#### Trecho da fonte

____________

Ibitinga, Sábado, 18 de Agosto de 2018
MP ingressa Ação Civil Pública contra as contas do ex-prefeito Marco Fonseca
Promotor pede na Justiça a devolução de R$ 7 milhões aos cofres da prefeitura. Contas de Marco Fonseca de 2012 foram rejeitadas pelo Tribunal de Contas; mas aprovada pelos vereadores em se

  O Ministério Público de Ibitinga ingressou na Justiça, no dia 07 de dezembro de 2017, uma Ação Civil Pública por Ato de Improbidade Administrativa, solicitando a devolução de pouco mais de R$ 7 milhões (R$ 7.070.541,80) aos cofres da prefeitura, contra o ex-prefeito Marco Antônio da Fonseca. A ação se baseou nas contas da prefeitura no ano de 2012, mais precisamente nos dois últimos quadrimestres das contas do Executivo daquele ano.

____________

#### Instruções das tarefas
A) Segundo a notícia sobre a ação do Ministério Público, em que data o Ministério Público de Ibitinga ingressou com a Ação Civil Pública?
B) Prolongue a notícia sobre a ação do Ministério Público, redigindo a sequência a partir da última frase apresentada.
As entradas não guardam relação alguma com a notícia sobre a ação do Ministério Público.

____________

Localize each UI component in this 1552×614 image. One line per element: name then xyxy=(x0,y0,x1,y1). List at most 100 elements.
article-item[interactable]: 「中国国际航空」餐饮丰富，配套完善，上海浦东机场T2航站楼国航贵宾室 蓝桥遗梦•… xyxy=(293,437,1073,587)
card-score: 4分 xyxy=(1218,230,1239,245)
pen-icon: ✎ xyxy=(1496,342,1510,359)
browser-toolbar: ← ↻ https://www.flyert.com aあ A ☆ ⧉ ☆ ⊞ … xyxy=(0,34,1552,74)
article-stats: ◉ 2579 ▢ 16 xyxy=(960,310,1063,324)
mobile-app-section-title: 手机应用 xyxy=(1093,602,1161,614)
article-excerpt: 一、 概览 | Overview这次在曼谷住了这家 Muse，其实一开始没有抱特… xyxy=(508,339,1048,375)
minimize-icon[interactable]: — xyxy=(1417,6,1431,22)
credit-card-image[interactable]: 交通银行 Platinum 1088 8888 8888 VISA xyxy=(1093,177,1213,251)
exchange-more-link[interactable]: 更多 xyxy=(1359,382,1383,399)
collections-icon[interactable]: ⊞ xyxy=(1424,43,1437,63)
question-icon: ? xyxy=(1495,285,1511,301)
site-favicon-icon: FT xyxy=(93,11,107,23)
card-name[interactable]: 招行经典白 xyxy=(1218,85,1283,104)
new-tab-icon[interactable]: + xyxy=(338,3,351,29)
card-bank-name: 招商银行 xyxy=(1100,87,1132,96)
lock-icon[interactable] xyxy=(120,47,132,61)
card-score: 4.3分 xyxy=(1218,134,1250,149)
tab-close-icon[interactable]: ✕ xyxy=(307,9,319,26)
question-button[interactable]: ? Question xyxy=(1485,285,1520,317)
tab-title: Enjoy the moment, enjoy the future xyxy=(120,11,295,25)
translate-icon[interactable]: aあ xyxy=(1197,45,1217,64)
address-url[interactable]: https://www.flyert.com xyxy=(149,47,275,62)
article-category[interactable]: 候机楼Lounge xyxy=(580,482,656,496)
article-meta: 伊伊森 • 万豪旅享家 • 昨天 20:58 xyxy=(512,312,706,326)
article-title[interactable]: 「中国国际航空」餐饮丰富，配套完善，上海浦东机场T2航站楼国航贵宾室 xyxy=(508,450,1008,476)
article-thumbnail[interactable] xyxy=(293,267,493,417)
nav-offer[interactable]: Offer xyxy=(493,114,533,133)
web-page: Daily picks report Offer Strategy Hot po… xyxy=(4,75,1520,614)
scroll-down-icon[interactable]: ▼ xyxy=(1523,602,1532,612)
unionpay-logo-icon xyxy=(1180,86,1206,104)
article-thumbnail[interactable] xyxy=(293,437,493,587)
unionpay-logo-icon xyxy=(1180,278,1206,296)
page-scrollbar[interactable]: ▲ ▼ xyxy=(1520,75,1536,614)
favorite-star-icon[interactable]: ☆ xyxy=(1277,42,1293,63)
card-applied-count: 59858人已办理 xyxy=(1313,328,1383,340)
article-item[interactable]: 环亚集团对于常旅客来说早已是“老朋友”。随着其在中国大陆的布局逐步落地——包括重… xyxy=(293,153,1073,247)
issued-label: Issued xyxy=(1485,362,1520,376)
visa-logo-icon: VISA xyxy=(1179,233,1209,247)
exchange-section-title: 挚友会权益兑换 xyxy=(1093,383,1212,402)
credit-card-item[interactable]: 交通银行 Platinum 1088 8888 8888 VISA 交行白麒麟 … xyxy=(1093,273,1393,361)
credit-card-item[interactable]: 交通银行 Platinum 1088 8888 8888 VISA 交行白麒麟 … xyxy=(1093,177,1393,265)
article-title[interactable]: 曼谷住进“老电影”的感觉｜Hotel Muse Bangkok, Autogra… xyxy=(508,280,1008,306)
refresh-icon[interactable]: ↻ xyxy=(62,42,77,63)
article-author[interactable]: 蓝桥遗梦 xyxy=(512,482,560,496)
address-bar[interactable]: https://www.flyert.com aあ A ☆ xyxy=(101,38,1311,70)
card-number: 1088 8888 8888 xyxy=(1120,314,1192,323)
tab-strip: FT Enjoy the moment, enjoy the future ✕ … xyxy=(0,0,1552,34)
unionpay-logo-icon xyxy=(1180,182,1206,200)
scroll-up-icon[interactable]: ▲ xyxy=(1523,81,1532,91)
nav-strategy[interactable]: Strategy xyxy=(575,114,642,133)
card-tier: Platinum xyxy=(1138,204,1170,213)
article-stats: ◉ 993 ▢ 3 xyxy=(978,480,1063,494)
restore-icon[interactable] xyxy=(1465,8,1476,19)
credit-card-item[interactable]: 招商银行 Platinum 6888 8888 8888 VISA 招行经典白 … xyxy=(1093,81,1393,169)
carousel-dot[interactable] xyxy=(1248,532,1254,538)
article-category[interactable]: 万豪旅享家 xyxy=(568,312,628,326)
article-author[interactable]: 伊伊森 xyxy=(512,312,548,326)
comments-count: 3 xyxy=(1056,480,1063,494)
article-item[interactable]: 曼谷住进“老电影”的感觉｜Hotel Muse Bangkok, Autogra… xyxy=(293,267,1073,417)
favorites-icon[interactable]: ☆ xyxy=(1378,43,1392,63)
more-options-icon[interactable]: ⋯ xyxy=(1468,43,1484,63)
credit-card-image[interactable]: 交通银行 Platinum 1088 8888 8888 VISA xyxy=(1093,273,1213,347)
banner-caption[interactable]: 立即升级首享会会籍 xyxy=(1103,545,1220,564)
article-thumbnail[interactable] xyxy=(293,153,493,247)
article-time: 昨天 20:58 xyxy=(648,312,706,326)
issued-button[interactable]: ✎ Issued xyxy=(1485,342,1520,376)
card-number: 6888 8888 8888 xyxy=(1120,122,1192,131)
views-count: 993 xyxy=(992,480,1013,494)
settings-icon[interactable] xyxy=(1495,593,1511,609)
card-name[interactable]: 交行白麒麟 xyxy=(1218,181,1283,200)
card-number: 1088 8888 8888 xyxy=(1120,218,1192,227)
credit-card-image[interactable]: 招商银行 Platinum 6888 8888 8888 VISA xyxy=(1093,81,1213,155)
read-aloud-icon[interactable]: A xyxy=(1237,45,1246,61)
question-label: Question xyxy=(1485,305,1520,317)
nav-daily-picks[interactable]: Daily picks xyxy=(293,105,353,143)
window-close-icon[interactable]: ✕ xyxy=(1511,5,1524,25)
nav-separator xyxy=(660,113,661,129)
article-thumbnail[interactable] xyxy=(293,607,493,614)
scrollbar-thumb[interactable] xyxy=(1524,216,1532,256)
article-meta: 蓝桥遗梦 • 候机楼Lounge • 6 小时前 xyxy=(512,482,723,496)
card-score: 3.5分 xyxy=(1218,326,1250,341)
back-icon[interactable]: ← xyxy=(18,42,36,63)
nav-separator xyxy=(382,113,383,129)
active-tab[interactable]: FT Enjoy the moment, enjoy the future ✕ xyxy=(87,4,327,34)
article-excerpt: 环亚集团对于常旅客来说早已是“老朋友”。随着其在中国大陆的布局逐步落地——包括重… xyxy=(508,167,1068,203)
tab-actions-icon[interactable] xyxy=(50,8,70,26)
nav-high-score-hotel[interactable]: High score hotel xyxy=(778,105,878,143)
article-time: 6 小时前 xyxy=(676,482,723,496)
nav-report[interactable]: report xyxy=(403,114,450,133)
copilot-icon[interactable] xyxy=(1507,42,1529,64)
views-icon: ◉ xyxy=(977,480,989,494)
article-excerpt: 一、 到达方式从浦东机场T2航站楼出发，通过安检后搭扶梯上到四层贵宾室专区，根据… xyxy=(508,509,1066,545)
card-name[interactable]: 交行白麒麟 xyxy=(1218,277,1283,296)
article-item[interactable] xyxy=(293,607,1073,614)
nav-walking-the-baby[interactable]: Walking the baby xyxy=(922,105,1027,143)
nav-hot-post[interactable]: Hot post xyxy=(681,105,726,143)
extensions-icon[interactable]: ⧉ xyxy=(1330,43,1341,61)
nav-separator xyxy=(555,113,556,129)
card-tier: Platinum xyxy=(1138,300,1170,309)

____________

#### Respostas do exercício
A) No dia 07 de dezembro de 2017.

B)
   O 3º Promotor de Justiça de Ibitinga, Dr. Silvio Brandini Barbagalo, lembra que a ação “não é pelo valor em si, mas é pelo fato que houve uma quebra da lei de responsabilidade fiscal, deixando os valores a pagar nos dois últimos quadrimestres sendo que não havia caixa para tanto”, explicou. “Não é pelo mérito de valores, foi só pelo mérito da lei de responsabilidade fiscal”, argumentou. A questão foi discutida no Tribunal de Contas, que avaliou e rejeitou os recursos e as contas do ex-prefeito.

  Além de dívidas deixadas para serem pagas pela prefeitura no ano seguinte, o MP apontou que existiu manobra contábil para aprovar as contas da prefeitura.

  “Na verdade existe uma manobra na folha de pagamento para diminuir a dívida, e também a [questão] ferindo o artigo 42 da lei de responsabilidade fiscal”, explicou o promotor, sobre as denúncias de que o ex-prefeito deixou de empenhar os encargos sociais descontados na folha de pagamento e de fornecedores.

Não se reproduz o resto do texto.